Spatial layout data:
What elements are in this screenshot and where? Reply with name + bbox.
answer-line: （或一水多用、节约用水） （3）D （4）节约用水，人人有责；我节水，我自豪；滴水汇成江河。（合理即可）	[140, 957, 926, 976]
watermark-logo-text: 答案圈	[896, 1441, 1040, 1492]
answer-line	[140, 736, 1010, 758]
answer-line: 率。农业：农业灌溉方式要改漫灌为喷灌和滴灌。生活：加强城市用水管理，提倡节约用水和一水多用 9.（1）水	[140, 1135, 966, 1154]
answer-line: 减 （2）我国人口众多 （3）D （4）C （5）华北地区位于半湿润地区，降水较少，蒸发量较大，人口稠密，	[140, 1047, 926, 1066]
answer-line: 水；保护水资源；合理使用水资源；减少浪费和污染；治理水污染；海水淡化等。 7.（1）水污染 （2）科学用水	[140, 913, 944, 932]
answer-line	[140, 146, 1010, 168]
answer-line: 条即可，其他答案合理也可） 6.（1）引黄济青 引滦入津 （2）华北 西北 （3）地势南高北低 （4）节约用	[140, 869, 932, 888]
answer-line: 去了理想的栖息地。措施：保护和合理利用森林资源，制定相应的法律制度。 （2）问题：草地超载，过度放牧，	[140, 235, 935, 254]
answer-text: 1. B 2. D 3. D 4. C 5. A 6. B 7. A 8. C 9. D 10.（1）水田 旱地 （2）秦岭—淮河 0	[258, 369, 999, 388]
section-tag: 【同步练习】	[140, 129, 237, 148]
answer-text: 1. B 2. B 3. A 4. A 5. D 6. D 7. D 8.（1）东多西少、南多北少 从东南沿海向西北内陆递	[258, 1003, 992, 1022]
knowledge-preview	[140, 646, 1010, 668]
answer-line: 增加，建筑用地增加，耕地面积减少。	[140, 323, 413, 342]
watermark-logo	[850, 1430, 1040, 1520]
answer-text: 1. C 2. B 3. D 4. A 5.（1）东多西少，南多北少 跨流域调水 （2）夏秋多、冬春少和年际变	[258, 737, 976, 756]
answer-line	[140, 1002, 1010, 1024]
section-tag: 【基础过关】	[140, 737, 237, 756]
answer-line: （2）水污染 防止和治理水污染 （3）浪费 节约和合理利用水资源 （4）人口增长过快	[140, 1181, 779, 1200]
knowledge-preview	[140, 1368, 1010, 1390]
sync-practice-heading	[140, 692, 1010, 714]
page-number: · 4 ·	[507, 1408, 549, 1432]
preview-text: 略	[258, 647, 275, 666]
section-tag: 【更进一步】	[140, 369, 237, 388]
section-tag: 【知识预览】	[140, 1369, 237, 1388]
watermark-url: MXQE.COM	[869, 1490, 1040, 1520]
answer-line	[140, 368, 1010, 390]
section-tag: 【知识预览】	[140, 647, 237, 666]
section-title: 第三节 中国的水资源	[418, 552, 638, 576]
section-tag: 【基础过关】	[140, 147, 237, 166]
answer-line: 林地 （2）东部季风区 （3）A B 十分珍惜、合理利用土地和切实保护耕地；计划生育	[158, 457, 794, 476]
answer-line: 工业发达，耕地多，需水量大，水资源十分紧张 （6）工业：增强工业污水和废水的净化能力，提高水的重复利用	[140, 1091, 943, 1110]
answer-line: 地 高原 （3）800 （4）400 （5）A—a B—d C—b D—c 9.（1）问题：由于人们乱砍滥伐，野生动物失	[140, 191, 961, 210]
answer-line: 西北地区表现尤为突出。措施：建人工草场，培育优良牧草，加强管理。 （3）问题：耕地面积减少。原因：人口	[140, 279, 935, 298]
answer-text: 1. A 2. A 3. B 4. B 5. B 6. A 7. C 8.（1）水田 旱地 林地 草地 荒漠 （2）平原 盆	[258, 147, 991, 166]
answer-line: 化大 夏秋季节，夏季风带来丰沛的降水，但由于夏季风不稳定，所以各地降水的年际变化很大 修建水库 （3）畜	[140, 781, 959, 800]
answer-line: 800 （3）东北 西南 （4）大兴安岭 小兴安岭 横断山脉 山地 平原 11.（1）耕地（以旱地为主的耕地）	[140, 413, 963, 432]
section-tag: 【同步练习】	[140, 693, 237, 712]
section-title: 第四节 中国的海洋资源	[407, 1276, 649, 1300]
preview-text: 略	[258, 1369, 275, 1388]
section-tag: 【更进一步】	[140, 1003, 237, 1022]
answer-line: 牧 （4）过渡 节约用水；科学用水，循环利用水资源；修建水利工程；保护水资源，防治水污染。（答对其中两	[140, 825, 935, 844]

WORK INSTRUCTIONS: Reproduce the records word for word, starting with the first line and going on through the line that contains "323, 413, 342]", with both of those lines included.

WRITTEN RESPONSE:
What elements are in this screenshot and where? Reply with name + bbox.
answer-line: （或一水多用、节约用水） （3）D （4）节约用水，人人有责；我节水，我自豪；滴水汇成江河。（合理即可）	[140, 957, 926, 976]
watermark-logo-text: 答案圈	[896, 1441, 1040, 1492]
answer-line	[140, 736, 1010, 758]
answer-line: 率。农业：农业灌溉方式要改漫灌为喷灌和滴灌。生活：加强城市用水管理，提倡节约用水和一水多用 9.（1）水	[140, 1135, 966, 1154]
answer-line: 减 （2）我国人口众多 （3）D （4）C （5）华北地区位于半湿润地区，降水较少，蒸发量较大，人口稠密，	[140, 1047, 926, 1066]
answer-line: 水；保护水资源；合理使用水资源；减少浪费和污染；治理水污染；海水淡化等。 7.（1）水污染 （2）科学用水	[140, 913, 944, 932]
answer-line	[140, 146, 1010, 168]
answer-line: 条即可，其他答案合理也可） 6.（1）引黄济青 引滦入津 （2）华北 西北 （3）地势南高北低 （4）节约用	[140, 869, 932, 888]
answer-line: 去了理想的栖息地。措施：保护和合理利用森林资源，制定相应的法律制度。 （2）问题：草地超载，过度放牧，	[140, 235, 935, 254]
answer-text: 1. B 2. D 3. D 4. C 5. A 6. B 7. A 8. C 9. D 10.（1）水田 旱地 （2）秦岭—淮河 0	[258, 369, 999, 388]
section-tag: 【同步练习】	[140, 129, 237, 148]
answer-text: 1. B 2. B 3. A 4. A 5. D 6. D 7. D 8.（1）东多西少、南多北少 从东南沿海向西北内陆递	[258, 1003, 992, 1022]
knowledge-preview	[140, 646, 1010, 668]
answer-line: 增加，建筑用地增加，耕地面积减少。	[140, 323, 413, 342]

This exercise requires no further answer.